↓↓↓

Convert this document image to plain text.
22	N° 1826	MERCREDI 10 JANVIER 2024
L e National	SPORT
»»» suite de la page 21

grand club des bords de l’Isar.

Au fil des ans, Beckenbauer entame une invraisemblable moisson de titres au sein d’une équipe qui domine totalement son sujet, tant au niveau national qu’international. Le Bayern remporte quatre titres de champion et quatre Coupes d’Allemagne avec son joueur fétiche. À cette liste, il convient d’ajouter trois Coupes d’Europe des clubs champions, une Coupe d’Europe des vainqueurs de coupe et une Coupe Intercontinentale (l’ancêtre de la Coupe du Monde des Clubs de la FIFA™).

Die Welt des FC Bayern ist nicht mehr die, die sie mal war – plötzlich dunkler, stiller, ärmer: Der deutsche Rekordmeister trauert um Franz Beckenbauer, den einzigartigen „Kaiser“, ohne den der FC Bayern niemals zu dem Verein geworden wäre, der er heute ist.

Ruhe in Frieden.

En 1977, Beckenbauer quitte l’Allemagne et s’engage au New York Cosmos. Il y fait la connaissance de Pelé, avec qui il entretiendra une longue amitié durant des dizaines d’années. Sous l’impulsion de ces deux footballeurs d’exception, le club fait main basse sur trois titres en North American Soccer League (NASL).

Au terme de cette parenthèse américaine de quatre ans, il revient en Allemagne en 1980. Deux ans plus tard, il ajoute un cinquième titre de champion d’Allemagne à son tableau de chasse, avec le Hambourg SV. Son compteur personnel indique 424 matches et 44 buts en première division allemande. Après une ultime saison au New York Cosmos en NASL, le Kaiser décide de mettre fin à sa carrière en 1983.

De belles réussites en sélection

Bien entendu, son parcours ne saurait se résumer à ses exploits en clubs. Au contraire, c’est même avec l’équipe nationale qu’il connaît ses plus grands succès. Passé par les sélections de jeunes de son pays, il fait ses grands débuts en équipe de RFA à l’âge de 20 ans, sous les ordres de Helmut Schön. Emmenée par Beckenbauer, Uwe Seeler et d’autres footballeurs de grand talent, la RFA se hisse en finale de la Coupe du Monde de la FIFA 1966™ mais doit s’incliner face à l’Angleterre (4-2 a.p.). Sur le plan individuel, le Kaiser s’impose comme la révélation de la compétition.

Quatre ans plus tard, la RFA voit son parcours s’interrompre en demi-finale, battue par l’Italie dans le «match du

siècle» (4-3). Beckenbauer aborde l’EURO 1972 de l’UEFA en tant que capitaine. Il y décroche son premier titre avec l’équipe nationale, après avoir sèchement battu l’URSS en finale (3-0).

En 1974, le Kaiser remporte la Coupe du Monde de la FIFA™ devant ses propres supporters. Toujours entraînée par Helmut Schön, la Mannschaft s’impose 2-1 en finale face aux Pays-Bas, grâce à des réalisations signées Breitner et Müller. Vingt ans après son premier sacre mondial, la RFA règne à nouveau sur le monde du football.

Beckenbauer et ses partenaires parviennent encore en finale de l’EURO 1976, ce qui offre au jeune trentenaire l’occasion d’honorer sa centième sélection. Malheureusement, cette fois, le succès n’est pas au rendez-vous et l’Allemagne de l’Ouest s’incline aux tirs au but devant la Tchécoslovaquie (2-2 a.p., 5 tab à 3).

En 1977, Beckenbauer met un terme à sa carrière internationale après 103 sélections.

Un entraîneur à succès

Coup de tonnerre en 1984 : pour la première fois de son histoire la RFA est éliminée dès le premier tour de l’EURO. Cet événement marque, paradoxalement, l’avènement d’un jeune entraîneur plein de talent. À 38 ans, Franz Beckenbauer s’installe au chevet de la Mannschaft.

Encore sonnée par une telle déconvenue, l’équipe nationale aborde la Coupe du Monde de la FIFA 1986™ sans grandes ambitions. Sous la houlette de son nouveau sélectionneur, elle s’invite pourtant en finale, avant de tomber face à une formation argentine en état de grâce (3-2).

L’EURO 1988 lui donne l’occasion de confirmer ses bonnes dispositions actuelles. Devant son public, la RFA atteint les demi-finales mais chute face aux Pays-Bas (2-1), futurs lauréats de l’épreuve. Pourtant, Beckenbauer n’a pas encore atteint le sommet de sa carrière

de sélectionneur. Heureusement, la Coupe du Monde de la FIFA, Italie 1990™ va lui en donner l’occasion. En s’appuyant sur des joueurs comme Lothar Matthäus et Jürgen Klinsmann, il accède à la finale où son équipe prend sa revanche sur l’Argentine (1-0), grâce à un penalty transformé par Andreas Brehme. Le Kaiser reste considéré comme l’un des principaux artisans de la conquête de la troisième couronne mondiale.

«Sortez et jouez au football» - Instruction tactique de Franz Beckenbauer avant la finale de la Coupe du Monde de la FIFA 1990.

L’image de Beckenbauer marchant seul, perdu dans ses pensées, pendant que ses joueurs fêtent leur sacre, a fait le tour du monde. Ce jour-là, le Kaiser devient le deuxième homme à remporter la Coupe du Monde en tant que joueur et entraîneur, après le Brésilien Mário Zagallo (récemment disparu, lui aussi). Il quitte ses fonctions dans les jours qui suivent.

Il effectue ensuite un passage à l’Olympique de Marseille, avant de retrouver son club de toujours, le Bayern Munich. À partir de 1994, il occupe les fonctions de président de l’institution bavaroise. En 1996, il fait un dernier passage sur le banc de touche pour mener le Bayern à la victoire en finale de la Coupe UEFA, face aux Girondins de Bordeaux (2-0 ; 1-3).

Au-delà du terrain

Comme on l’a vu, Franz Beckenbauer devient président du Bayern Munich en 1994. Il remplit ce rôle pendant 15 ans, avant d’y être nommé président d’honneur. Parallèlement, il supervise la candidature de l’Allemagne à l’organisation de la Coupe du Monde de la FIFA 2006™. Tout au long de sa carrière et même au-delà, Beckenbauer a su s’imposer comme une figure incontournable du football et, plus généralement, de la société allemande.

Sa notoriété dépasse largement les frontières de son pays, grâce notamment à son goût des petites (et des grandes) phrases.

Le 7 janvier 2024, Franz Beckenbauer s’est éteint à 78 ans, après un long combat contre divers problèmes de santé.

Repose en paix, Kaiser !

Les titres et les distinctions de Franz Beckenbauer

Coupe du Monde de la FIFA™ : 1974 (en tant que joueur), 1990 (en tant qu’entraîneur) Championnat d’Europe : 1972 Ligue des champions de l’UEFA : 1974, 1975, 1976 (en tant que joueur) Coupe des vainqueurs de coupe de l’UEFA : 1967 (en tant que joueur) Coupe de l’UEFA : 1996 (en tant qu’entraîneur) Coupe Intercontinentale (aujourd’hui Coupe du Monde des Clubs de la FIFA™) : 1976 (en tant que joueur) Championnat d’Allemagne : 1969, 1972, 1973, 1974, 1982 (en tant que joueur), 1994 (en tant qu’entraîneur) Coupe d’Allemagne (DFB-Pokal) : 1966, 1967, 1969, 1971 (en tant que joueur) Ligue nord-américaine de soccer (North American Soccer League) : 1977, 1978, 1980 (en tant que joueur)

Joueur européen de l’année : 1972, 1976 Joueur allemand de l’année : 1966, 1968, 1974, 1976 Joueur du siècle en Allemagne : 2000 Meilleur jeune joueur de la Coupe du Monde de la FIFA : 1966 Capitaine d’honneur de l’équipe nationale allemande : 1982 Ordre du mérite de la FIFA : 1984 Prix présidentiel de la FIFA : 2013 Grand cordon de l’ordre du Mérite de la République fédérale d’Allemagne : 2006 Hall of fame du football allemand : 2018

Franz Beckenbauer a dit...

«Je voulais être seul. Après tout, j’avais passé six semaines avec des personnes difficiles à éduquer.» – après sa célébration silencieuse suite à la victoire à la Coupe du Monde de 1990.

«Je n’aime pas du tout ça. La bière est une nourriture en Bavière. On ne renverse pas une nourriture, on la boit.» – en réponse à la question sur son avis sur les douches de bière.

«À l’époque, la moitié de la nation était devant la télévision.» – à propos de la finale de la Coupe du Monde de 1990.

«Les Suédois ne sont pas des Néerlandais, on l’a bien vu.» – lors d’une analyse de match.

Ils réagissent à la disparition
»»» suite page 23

↑↑↑

# Stated task
Copy every line in the records above that contains the word "tard".

# Solution for this exercise
Au terme de cette parenthèse américaine de quatre ans, il revient en Allemagne en 1980. Deux ans plus tard, il ajoute un cinquième titre de champion d’Allemagne à son tableau de chasse, avec le Hambourg SV. Son compteur personnel indique 424 matches et 44 buts en première division allemande. Après une ultime saison au New York Cosmos en NASL, le Kaiser décide de mettre fin à sa carrière en 1983.
Quatre ans plus tard, la RFA voit son parcours s’interrompre en demi-finale, battue par l’Italie dans le «match du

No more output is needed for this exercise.